■ What is needed: Go through the data below. List every line that holds the word "JSON".
▬▬▬▬▬▬▬▬▬▬
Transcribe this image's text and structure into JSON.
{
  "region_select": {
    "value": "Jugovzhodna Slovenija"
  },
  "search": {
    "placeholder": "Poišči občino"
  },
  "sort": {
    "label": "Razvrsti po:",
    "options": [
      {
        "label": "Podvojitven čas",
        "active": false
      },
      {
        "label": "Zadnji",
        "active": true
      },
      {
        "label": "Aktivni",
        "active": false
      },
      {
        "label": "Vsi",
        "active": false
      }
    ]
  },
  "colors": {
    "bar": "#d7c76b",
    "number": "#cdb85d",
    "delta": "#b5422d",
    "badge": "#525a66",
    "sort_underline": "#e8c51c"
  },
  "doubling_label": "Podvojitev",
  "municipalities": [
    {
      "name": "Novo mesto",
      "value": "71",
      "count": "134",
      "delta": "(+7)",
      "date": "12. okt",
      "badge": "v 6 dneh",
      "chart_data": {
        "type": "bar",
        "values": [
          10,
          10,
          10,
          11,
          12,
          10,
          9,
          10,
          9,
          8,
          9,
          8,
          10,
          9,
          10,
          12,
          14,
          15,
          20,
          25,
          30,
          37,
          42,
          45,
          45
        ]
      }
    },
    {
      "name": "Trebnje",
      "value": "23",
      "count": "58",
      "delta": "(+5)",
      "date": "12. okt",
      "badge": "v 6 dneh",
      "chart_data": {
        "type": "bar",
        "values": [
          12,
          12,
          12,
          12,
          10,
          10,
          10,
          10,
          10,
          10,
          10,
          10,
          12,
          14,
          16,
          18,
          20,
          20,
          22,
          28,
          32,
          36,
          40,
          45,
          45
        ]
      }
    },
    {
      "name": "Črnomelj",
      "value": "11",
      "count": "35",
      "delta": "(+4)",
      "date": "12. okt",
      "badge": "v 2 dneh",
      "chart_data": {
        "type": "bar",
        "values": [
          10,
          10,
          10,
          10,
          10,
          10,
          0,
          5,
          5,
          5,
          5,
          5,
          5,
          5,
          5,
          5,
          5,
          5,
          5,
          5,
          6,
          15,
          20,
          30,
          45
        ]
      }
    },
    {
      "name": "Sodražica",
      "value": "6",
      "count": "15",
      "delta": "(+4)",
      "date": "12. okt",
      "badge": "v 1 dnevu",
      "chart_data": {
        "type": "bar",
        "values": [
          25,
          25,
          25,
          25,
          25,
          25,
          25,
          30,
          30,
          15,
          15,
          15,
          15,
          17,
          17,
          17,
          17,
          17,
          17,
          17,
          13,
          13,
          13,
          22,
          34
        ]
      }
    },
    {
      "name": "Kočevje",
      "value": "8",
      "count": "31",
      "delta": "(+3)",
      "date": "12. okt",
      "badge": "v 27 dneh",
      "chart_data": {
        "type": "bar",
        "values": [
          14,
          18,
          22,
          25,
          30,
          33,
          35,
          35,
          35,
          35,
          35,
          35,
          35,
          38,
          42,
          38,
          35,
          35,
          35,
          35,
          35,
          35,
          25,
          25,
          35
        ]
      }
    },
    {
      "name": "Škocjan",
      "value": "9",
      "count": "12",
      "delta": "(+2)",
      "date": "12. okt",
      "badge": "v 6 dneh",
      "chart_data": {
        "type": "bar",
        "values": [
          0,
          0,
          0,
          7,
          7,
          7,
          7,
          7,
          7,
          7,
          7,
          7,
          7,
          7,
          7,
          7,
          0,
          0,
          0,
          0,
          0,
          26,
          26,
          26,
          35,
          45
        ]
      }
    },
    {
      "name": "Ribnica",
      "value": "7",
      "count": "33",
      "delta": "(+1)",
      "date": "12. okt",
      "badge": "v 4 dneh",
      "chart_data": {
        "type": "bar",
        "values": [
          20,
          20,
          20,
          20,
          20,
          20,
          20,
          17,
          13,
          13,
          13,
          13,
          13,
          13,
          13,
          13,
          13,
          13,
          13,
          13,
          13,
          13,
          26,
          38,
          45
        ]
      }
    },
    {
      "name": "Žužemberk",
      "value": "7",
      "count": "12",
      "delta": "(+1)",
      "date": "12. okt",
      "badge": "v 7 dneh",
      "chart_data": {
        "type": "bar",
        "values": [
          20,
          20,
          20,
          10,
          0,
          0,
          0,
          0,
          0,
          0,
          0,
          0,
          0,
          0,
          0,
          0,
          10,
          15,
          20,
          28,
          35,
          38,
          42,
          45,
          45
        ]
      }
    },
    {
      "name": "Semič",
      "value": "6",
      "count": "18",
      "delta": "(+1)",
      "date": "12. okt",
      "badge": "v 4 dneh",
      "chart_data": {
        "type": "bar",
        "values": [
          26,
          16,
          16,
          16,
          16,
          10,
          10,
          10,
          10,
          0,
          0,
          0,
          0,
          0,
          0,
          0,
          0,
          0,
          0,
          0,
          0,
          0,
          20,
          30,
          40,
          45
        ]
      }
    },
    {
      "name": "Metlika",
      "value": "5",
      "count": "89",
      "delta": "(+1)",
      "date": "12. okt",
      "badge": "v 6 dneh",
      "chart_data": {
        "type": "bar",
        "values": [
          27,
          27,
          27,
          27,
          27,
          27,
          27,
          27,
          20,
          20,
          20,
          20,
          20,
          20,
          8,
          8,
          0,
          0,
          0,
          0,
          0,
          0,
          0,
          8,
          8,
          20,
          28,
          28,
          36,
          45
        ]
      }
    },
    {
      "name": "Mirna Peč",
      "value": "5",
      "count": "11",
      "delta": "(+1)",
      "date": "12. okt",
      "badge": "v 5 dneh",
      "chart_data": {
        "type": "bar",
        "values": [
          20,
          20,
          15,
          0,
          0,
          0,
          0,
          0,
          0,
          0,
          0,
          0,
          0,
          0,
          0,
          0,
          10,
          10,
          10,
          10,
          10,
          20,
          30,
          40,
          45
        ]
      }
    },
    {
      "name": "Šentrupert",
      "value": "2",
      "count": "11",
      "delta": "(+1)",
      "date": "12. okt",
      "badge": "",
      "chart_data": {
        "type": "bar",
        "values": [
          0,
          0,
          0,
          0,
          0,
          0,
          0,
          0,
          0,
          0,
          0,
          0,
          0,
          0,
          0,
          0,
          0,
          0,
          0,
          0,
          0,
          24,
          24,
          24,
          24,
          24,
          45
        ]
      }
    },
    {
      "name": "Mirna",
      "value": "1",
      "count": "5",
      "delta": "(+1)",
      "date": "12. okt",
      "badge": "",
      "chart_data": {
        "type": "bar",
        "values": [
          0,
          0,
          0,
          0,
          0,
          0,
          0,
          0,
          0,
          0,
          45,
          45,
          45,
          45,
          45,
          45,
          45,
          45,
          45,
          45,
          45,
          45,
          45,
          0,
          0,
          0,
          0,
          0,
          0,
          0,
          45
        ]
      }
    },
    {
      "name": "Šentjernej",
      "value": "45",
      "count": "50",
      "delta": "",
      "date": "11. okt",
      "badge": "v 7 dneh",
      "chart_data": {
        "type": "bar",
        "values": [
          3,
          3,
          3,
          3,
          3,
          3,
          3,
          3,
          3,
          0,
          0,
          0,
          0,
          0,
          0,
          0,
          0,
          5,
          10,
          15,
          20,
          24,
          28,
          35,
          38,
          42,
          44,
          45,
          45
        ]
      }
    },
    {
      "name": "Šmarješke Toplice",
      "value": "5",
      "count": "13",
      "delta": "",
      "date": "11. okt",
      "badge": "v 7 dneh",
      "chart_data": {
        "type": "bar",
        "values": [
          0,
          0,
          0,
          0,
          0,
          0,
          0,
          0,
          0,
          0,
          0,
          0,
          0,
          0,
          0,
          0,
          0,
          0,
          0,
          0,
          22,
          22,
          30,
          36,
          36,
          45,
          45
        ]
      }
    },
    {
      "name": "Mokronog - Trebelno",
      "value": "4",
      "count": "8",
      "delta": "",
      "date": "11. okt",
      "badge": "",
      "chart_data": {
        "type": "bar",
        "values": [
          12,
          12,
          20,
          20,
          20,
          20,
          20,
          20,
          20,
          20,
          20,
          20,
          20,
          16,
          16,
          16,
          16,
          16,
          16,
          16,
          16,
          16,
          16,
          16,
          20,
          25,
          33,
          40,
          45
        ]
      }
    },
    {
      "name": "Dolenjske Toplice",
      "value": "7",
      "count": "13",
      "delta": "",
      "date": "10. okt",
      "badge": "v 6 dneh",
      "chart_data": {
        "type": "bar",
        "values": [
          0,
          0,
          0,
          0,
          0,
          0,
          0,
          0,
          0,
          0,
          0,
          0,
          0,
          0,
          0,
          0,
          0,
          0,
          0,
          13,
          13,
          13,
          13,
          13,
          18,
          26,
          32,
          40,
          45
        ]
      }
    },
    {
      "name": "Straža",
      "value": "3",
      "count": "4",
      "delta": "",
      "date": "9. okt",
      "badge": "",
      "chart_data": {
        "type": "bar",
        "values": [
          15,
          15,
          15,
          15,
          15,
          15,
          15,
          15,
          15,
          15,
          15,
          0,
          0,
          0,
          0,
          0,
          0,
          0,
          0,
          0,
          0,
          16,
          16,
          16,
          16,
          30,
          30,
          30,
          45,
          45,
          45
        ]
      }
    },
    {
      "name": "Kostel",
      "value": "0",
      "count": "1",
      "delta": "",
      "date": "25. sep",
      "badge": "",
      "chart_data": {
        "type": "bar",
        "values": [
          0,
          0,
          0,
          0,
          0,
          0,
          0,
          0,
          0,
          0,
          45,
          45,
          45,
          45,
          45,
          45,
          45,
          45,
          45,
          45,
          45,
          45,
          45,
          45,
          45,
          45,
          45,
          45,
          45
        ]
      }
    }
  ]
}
▬▬▬▬▬▬▬▬▬▬
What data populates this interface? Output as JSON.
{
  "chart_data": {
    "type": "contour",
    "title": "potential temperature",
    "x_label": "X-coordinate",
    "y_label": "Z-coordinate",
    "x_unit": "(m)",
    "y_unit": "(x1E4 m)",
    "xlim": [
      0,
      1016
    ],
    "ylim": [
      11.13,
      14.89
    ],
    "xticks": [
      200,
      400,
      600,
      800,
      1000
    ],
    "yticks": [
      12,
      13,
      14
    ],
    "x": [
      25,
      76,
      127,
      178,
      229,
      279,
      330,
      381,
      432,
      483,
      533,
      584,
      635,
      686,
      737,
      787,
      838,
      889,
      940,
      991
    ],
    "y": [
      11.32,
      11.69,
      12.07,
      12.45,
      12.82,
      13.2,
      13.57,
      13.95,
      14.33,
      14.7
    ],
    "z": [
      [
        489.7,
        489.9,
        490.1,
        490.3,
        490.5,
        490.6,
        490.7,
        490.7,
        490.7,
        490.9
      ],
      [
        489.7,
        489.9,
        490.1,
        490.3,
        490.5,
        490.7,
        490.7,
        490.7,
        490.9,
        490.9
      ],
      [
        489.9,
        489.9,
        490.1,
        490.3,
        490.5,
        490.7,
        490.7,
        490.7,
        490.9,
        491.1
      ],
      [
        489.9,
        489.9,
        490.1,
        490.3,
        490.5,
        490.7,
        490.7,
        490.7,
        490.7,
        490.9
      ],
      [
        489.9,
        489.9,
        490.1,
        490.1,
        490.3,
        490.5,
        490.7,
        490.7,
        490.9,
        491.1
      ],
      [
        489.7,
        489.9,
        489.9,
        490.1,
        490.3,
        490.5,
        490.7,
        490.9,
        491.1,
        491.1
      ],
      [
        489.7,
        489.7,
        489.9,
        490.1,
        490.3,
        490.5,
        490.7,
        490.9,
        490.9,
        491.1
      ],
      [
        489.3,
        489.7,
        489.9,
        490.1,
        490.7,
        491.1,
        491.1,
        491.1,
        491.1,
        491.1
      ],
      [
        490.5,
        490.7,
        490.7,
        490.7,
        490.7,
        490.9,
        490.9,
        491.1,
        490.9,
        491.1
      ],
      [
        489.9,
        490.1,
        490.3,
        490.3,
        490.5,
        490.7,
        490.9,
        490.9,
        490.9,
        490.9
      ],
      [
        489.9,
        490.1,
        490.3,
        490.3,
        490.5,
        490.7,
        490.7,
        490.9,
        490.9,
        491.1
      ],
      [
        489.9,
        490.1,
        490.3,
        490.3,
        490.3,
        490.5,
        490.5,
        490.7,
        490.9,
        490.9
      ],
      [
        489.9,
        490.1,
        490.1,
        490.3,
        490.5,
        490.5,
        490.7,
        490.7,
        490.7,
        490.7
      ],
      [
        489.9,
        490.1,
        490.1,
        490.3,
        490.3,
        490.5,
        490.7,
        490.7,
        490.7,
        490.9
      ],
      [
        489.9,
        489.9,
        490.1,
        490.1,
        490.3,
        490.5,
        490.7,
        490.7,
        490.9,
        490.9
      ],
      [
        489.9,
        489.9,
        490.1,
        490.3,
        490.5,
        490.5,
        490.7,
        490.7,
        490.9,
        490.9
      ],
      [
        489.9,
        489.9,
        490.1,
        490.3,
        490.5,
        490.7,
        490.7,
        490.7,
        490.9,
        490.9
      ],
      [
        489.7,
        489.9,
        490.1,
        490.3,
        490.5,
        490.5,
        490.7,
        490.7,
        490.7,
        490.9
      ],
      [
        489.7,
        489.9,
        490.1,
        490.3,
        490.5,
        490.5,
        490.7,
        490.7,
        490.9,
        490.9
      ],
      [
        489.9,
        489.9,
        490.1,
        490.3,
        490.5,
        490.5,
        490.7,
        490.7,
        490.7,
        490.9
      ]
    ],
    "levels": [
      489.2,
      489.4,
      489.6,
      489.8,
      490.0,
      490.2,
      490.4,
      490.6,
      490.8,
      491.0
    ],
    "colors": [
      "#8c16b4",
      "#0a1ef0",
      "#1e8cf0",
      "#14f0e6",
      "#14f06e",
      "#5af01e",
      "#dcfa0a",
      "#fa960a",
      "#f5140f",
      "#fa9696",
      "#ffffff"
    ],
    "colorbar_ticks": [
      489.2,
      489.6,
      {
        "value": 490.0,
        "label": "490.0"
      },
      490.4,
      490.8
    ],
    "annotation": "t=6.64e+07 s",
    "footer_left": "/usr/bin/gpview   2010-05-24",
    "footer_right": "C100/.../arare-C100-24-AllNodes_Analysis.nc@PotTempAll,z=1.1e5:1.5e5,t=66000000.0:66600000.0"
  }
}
▬▬▬▬▬▬▬▬▬▬
■ Worked solution:
Transcribe this image's text and structure into JSON.
What data populates this interface? Output as JSON.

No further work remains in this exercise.